=== Stored records ===

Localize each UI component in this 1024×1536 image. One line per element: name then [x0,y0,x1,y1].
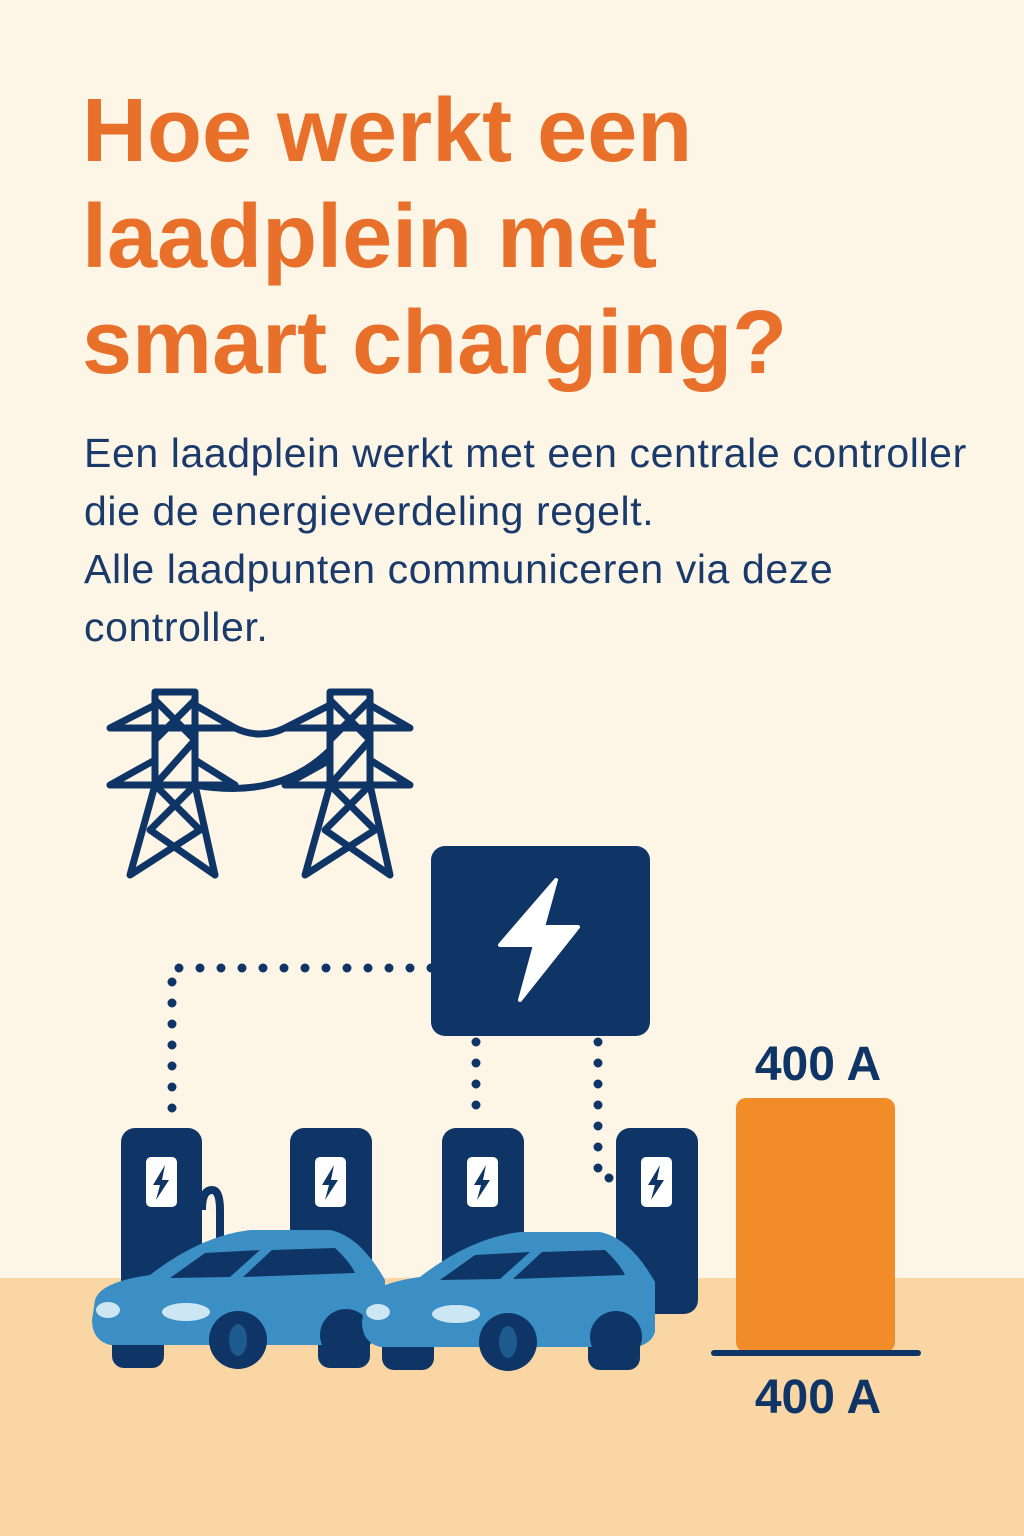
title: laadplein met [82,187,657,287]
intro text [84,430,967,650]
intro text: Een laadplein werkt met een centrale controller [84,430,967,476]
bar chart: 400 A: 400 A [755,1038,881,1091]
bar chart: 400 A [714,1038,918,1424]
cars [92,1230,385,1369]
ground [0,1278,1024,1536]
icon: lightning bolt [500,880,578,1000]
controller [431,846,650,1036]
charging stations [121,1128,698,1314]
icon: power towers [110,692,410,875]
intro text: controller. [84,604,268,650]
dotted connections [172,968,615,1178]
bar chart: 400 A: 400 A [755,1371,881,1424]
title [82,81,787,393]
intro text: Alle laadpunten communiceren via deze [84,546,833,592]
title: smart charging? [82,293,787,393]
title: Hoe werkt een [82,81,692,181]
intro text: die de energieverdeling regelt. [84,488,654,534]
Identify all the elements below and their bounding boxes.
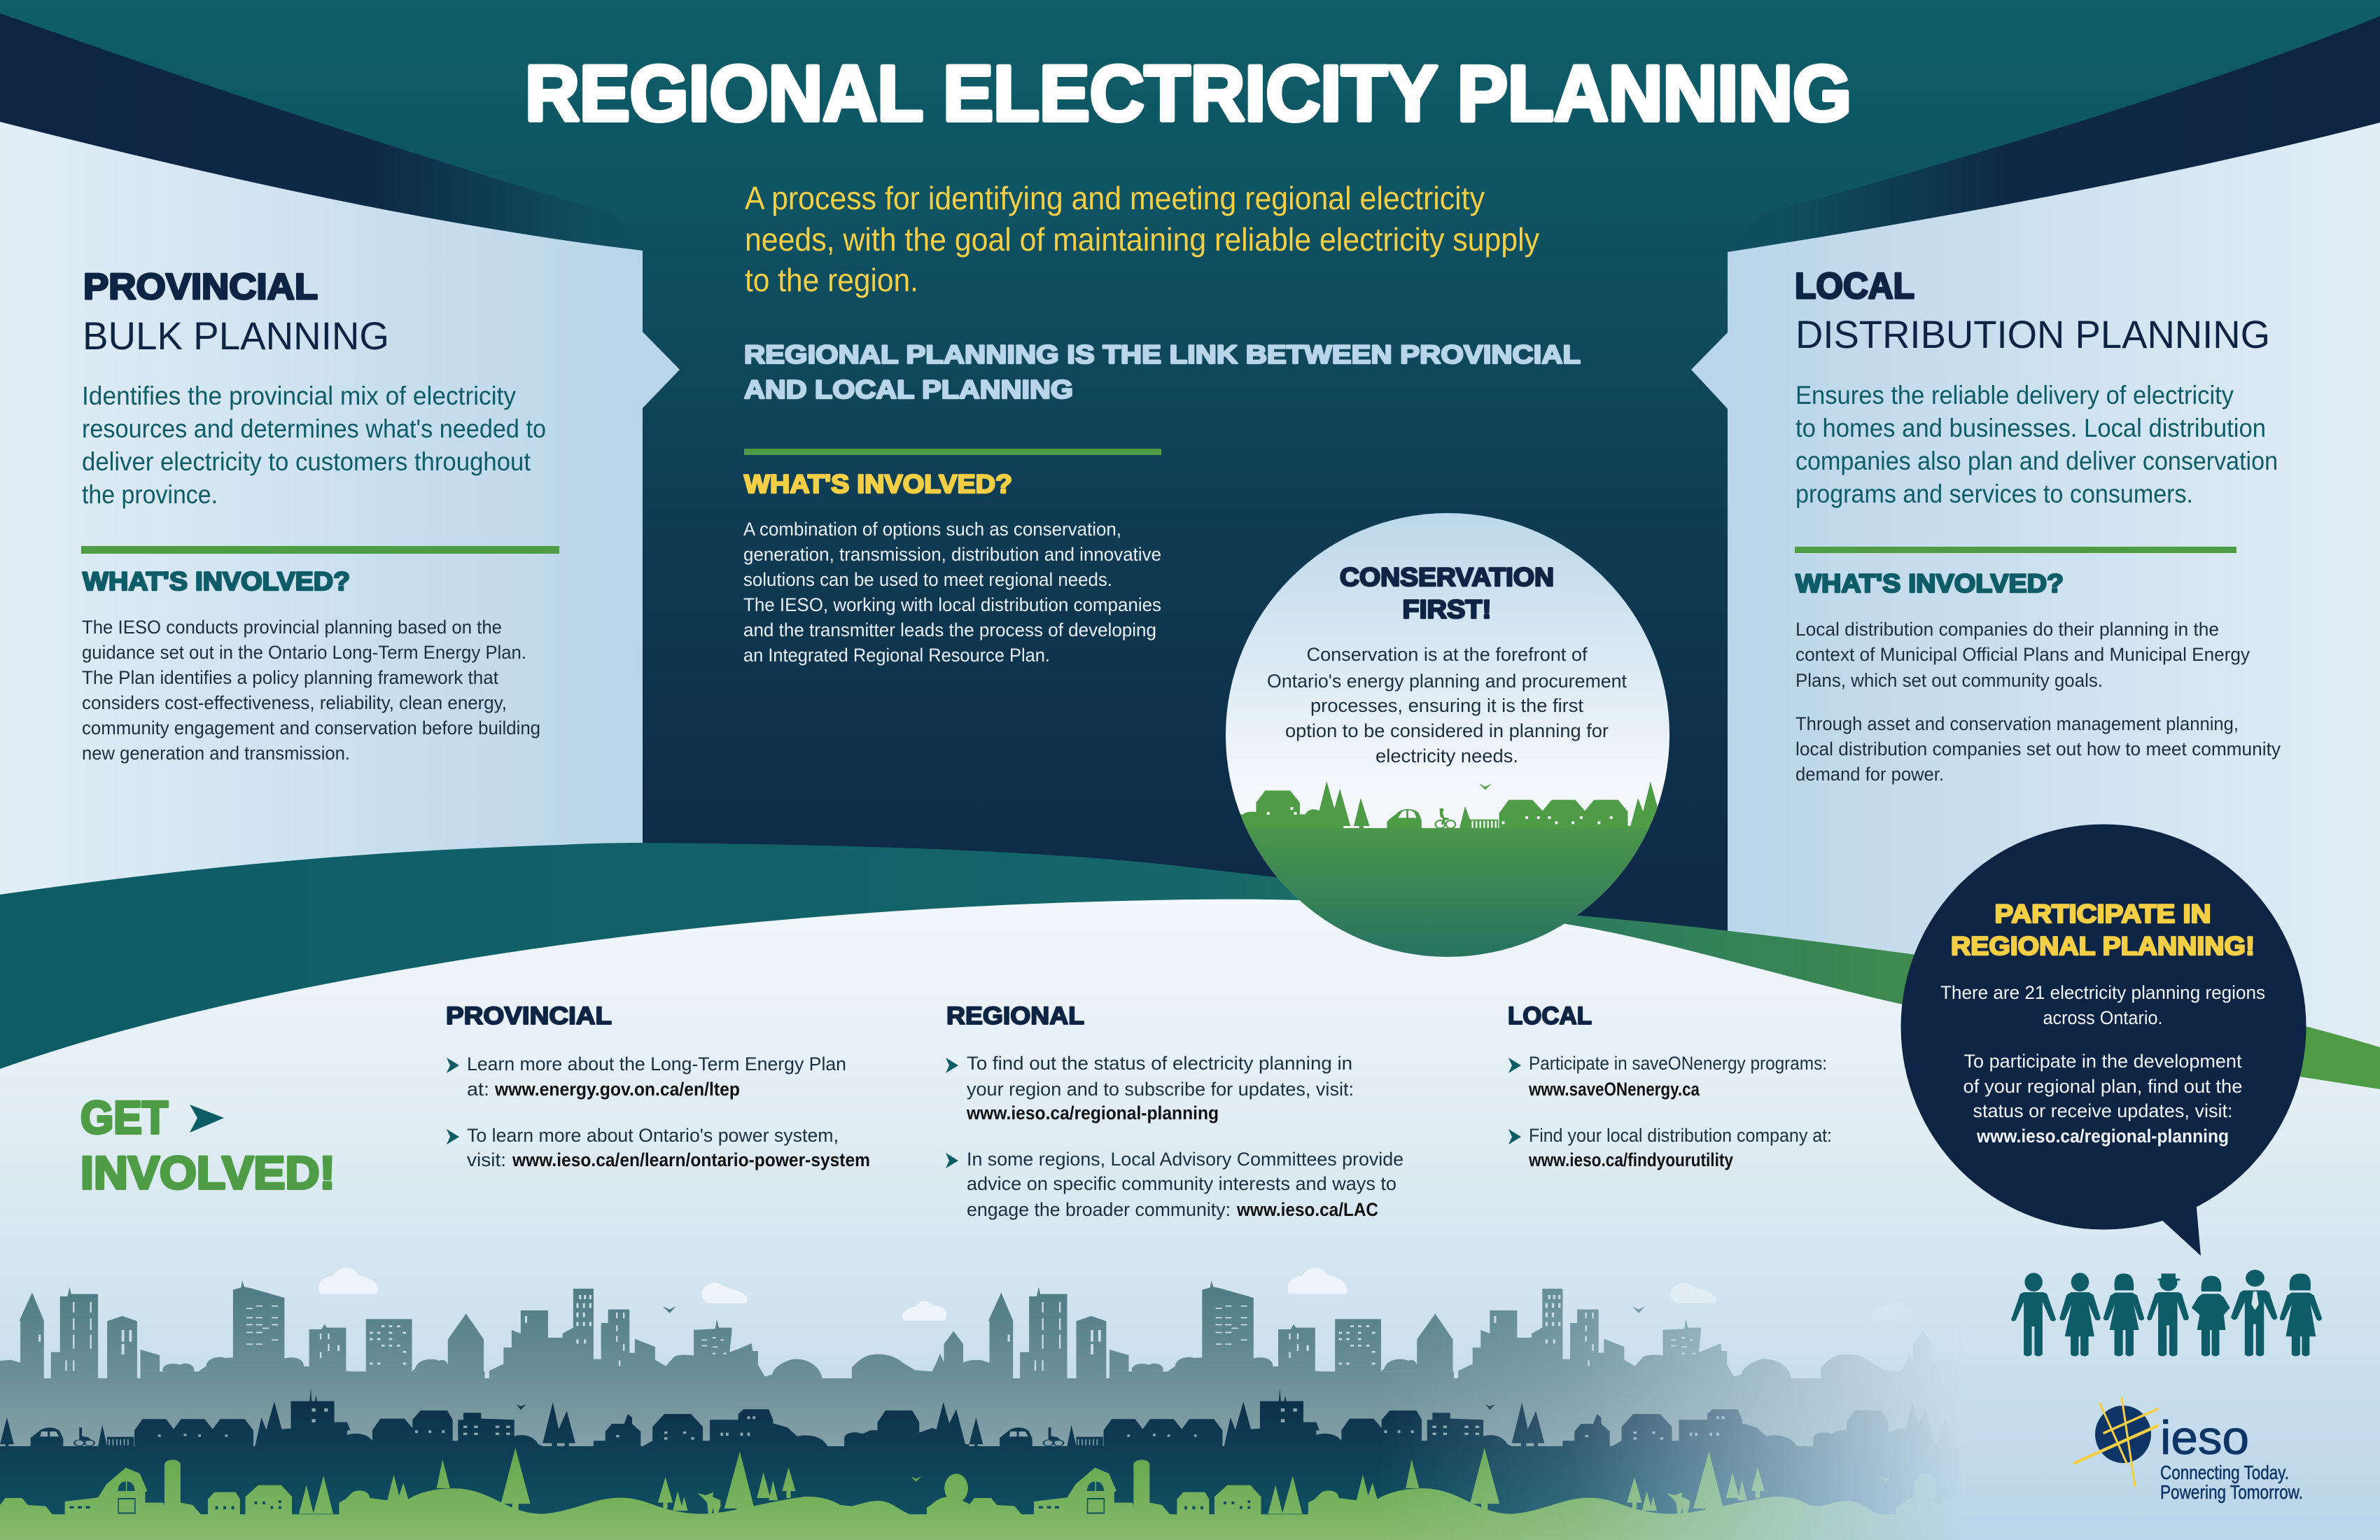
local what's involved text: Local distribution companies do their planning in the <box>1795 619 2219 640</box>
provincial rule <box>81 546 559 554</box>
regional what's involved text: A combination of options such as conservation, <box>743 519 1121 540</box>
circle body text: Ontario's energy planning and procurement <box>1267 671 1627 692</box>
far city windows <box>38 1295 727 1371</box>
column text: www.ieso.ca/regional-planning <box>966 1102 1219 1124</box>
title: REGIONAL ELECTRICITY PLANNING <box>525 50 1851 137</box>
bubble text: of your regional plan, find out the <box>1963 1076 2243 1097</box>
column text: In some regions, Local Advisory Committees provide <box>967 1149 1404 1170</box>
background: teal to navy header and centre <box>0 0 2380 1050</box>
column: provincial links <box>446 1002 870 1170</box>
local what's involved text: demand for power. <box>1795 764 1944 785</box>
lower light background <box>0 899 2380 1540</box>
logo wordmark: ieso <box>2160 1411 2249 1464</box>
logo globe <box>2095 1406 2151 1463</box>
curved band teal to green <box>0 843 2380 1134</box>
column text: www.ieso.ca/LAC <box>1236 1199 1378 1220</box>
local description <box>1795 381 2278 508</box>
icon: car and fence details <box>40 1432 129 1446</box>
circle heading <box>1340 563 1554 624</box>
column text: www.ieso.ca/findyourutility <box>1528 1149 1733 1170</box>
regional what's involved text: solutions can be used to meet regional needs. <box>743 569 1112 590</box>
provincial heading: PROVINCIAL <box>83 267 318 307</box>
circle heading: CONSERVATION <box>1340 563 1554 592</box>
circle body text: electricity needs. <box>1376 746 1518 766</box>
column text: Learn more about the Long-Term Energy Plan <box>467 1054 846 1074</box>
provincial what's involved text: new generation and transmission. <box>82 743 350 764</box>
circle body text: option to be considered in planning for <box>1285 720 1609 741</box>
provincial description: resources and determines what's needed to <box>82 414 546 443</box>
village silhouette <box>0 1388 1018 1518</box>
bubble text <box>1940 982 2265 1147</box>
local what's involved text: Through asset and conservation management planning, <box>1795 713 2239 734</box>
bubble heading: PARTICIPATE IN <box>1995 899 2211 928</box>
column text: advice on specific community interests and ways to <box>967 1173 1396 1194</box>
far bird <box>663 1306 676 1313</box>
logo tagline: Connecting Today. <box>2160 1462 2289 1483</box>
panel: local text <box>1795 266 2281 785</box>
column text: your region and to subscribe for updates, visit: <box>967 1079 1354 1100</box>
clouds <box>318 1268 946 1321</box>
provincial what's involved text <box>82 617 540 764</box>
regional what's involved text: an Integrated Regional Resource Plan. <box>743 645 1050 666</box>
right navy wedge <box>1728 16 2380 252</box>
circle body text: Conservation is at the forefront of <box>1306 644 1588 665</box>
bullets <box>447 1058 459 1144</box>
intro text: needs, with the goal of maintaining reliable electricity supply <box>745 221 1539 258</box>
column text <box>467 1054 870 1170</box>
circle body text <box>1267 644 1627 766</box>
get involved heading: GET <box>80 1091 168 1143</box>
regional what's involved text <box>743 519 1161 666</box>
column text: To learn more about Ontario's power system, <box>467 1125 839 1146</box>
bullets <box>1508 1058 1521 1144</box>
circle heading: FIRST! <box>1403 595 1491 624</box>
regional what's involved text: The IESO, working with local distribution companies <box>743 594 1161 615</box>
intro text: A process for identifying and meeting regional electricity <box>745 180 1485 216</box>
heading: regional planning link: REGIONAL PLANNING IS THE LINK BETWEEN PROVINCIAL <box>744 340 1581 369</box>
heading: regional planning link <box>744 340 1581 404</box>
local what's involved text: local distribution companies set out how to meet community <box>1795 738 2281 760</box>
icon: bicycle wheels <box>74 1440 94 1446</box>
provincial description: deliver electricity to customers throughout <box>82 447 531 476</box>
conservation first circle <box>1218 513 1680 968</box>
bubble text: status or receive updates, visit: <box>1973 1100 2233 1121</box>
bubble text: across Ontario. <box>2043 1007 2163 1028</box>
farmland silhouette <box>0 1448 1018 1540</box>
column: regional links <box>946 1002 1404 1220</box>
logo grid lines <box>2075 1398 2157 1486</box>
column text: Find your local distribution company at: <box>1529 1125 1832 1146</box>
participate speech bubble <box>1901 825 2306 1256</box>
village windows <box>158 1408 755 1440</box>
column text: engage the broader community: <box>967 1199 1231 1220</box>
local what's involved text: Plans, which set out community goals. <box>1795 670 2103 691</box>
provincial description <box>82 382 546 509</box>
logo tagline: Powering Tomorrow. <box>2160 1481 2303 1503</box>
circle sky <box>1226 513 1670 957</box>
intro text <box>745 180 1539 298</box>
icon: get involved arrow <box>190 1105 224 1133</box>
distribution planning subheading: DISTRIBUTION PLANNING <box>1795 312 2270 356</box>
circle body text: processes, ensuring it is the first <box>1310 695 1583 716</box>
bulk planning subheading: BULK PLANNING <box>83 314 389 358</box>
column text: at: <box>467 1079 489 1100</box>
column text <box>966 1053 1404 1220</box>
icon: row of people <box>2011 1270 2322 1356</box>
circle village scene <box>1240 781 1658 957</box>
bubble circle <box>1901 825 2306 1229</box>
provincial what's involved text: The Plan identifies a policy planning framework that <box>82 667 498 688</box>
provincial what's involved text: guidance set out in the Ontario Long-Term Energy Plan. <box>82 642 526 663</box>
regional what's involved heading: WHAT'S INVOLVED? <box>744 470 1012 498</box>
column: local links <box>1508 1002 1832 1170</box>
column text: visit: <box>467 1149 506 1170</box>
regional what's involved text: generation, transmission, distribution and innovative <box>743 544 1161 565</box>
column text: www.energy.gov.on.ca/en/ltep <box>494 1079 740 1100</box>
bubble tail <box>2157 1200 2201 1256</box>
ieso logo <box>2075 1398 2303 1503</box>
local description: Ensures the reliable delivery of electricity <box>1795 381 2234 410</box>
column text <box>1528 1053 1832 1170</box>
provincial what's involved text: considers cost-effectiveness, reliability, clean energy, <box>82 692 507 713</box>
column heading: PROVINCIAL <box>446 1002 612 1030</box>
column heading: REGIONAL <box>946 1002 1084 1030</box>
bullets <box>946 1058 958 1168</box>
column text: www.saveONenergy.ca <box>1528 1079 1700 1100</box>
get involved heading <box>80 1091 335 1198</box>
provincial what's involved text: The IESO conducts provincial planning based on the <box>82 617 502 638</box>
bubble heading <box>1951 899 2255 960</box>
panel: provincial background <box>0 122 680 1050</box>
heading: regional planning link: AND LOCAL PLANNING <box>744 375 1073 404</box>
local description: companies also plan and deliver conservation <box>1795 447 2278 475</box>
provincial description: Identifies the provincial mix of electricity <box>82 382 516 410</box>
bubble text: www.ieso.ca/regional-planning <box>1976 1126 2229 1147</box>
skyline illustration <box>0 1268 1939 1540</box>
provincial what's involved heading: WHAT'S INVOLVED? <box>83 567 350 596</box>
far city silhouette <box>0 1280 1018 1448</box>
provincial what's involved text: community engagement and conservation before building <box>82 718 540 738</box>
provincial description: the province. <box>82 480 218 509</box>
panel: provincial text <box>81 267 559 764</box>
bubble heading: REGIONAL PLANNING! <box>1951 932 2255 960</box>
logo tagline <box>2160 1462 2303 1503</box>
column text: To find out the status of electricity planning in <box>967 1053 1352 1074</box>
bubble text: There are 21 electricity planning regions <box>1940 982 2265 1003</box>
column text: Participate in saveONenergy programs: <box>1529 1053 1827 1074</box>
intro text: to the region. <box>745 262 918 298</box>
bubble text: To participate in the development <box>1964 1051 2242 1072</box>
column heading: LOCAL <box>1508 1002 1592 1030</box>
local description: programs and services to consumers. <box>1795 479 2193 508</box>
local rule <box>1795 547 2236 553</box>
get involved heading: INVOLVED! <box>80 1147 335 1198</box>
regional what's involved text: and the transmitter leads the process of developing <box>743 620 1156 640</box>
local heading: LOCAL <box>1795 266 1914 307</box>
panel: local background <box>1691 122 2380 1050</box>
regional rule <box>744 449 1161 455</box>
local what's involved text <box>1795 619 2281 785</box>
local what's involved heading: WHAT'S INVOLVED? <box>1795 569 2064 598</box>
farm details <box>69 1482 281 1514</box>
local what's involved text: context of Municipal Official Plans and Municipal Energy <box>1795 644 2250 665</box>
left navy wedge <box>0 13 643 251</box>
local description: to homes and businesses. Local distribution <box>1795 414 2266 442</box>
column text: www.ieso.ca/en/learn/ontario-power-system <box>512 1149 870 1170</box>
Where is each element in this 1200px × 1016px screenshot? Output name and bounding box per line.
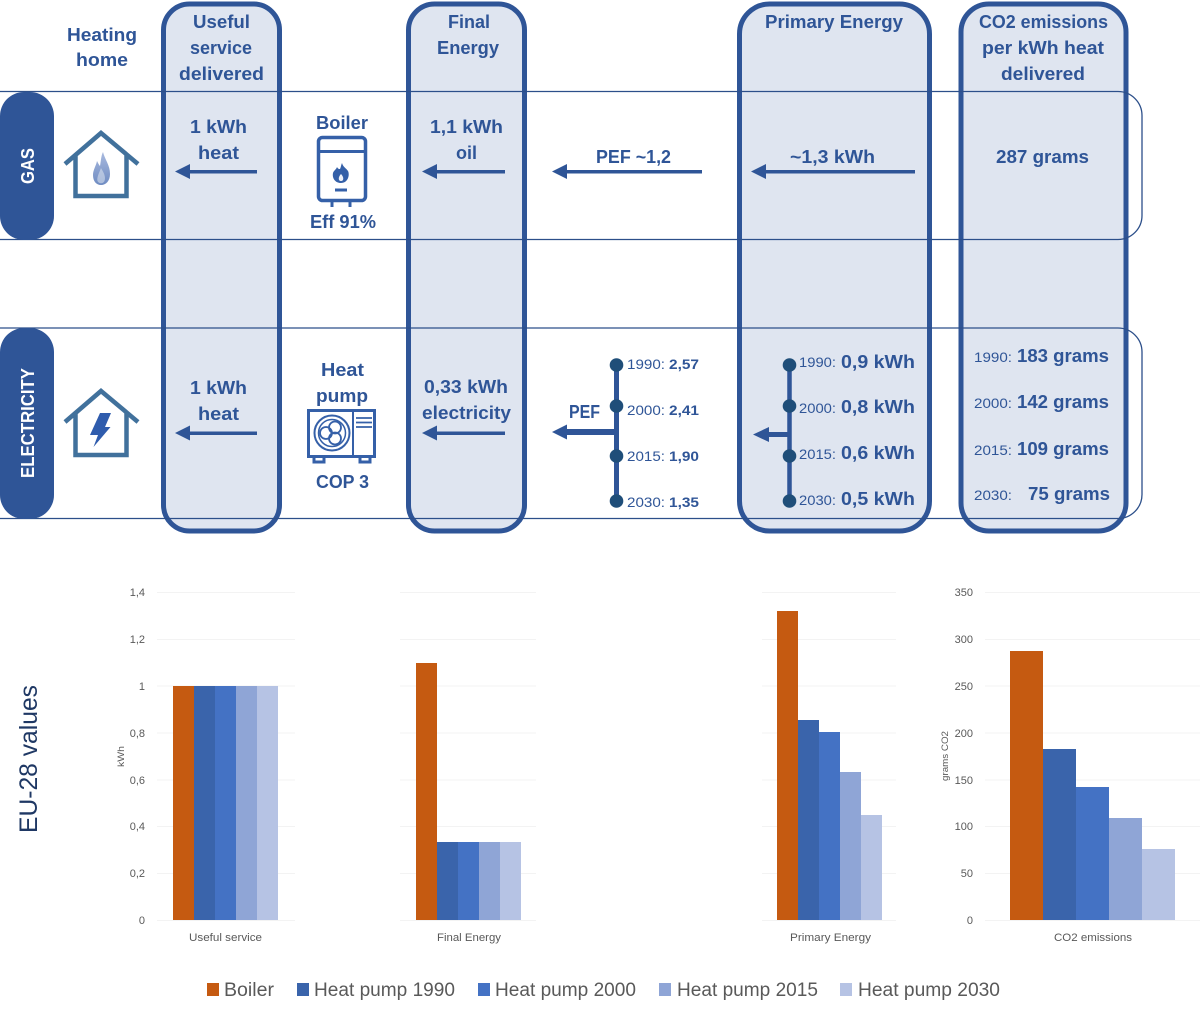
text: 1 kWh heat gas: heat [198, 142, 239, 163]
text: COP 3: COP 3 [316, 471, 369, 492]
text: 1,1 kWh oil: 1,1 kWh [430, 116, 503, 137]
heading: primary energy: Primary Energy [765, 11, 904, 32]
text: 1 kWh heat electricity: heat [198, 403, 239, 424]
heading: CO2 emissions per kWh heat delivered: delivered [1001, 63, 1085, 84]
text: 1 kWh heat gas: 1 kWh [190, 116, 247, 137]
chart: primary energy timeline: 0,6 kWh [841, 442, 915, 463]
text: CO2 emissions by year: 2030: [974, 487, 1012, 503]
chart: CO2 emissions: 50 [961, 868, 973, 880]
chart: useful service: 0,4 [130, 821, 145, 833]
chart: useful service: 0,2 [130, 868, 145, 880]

===

## What you are asked to do
Retype the records above without any changes, from the beginning through the line containing "Identify all the", including that line. Omit the pictures.

## Full solution
Localize each UI component in this 1024×1536 image. One line per element: name then [x0,y0,x1,y1].
title: laadplein met [82,187,657,287]
intro text [84,430,967,650]
intro text: Een laadplein werkt met een centrale controller [84,430,967,476]
bar chart: 400 A: 400 A [755,1038,881,1091]
bar chart: 400 A [714,1038,918,1424]
cars [92,1230,385,1369]
ground [0,1278,1024,1536]
icon: lightning bolt [500,880,578,1000]
controller [431,846,650,1036]
charging stations [121,1128,698,1314]
icon: power towers [110,692,410,875]
intro text: controller. [84,604,268,650]
dotted connections [172,968,615,1178]
bar chart: 400 A: 400 A [755,1371,881,1424]
title [82,81,787,393]
intro text: Alle laadpunten communiceren via deze [84,546,833,592]
title: smart charging? [82,293,787,393]
title: Hoe werkt een [82,81,692,181]
intro text: die de energieverdeling regelt. [84,488,654,534]
Identify all the elements below and their bounding boxes.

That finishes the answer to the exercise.